<<<<
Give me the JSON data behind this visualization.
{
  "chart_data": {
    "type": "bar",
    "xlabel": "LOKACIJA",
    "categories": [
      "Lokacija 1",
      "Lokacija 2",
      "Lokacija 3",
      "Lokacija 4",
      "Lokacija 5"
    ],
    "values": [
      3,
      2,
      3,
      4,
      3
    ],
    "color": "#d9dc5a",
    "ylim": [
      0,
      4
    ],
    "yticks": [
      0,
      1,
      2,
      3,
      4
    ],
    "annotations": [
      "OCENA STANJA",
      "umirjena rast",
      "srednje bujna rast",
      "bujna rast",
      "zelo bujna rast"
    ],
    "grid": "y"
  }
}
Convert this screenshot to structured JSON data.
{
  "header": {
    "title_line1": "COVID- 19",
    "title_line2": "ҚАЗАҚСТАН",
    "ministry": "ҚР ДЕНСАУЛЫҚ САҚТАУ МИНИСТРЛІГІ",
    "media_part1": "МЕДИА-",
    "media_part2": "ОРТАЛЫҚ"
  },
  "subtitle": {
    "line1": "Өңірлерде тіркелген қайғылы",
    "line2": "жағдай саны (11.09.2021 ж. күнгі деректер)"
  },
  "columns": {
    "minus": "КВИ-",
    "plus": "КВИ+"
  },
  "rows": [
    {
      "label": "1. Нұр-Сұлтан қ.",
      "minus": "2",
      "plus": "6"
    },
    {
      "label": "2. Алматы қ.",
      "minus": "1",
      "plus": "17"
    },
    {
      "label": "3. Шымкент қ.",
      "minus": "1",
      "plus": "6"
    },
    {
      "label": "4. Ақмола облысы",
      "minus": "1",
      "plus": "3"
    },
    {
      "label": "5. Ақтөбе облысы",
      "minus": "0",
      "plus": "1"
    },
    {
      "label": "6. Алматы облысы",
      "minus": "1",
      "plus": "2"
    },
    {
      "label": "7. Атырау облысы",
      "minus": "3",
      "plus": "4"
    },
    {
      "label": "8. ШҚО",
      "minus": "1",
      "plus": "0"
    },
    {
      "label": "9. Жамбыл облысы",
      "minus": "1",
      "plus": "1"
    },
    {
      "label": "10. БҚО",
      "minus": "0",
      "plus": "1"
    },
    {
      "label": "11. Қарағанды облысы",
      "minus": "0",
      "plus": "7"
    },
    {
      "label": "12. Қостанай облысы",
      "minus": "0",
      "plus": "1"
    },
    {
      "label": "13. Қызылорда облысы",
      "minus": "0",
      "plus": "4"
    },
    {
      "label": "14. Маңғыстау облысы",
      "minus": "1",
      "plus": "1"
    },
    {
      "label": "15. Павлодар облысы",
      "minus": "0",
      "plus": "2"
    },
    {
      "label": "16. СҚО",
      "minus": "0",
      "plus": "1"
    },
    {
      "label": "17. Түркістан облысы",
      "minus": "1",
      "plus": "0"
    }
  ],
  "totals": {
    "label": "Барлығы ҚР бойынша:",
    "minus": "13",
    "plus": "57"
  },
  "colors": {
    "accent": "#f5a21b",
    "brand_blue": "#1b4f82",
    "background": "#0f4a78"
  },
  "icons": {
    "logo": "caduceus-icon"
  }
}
>>>>
REQUIRED TASK
Quote the listing in full, please, keeping every line exact.

PROBLEM SOLUTION
Give me the JSON data behind this visualization.
{
  "chart_data": {
    "type": "bar",
    "xlabel": "LOKACIJA",
    "categories": [
      "Lokacija 1",
      "Lokacija 2",
      "Lokacija 3",
      "Lokacija 4",
      "Lokacija 5"
    ],
    "values": [
      3,
      2,
      3,
      4,
      3
    ],
    "color": "#d9dc5a",
    "ylim": [
      0,
      4
    ],
    "yticks": [
      0,
      1,
      2,
      3,
      4
    ],
    "annotations": [
      "OCENA STANJA",
      "umirjena rast",
      "srednje bujna rast",
      "bujna rast",
      "zelo bujna rast"
    ],
    "grid": "y"
  }
}
Convert this screenshot to structured JSON data.
{
  "header": {
    "title_line1": "COVID- 19",
    "title_line2": "ҚАЗАҚСТАН",
    "ministry": "ҚР ДЕНСАУЛЫҚ САҚТАУ МИНИСТРЛІГІ",
    "media_part1": "МЕДИА-",
    "media_part2": "ОРТАЛЫҚ"
  },
  "subtitle": {
    "line1": "Өңірлерде тіркелген қайғылы",
    "line2": "жағдай саны (11.09.2021 ж. күнгі деректер)"
  },
  "columns": {
    "minus": "КВИ-",
    "plus": "КВИ+"
  },
  "rows": [
    {
      "label": "1. Нұр-Сұлтан қ.",
      "minus": "2",
      "plus": "6"
    },
    {
      "label": "2. Алматы қ.",
      "minus": "1",
      "plus": "17"
    },
    {
      "label": "3. Шымкент қ.",
      "minus": "1",
      "plus": "6"
    },
    {
      "label": "4. Ақмола облысы",
      "minus": "1",
      "plus": "3"
    },
    {
      "label": "5. Ақтөбе облысы",
      "minus": "0",
      "plus": "1"
    },
    {
      "label": "6. Алматы облысы",
      "minus": "1",
      "plus": "2"
    },
    {
      "label": "7. Атырау облысы",
      "minus": "3",
      "plus": "4"
    },
    {
      "label": "8. ШҚО",
      "minus": "1",
      "plus": "0"
    },
    {
      "label": "9. Жамбыл облысы",
      "minus": "1",
      "plus": "1"
    },
    {
      "label": "10. БҚО",
      "minus": "0",
      "plus": "1"
    },
    {
      "label": "11. Қарағанды облысы",
      "minus": "0",
      "plus": "7"
    },
    {
      "label": "12. Қостанай облысы",
      "minus": "0",
      "plus": "1"
    },
    {
      "label": "13. Қызылорда облысы",
      "minus": "0",
      "plus": "4"
    },
    {
      "label": "14. Маңғыстау облысы",
      "minus": "1",
      "plus": "1"
    },
    {
      "label": "15. Павлодар облысы",
      "minus": "0",
      "plus": "2"
    },
    {
      "label": "16. СҚО",
      "minus": "0",
      "plus": "1"
    },
    {
      "label": "17. Түркістан облысы",
      "minus": "1",
      "plus": "0"
    }
  ],
  "totals": {
    "label": "Барлығы ҚР бойынша:",
    "minus": "13",
    "plus": "57"
  },
  "colors": {
    "accent": "#f5a21b",
    "brand_blue": "#1b4f82",
    "background": "#0f4a78"
  },
  "icons": {
    "logo": "caduceus-icon"
  }
}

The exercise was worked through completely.